Requirements:
Could you extract every entry below and reproduce it exactly?

---*---

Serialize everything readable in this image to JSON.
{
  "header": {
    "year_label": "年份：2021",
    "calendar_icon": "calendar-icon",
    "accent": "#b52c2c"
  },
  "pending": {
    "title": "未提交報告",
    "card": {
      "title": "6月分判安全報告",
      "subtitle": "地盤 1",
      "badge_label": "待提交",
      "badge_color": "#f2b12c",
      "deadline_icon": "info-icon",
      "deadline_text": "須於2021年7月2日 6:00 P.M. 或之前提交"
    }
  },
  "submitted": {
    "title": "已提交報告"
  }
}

---*---

Solved problem:
Serialize everything readable in this image to JSON.
{
  "header": {
    "year_label": "年份：2021",
    "calendar_icon": "calendar-icon",
    "accent": "#b52c2c"
  },
  "pending": {
    "title": "未提交報告",
    "card": {
      "title": "6月分判安全報告",
      "subtitle": "地盤 1",
      "badge_label": "待提交",
      "badge_color": "#f2b12c",
      "deadline_icon": "info-icon",
      "deadline_text": "須於2021年7月2日 6:00 P.M. 或之前提交"
    }
  },
  "submitted": {
    "title": "已提交報告"
  }
}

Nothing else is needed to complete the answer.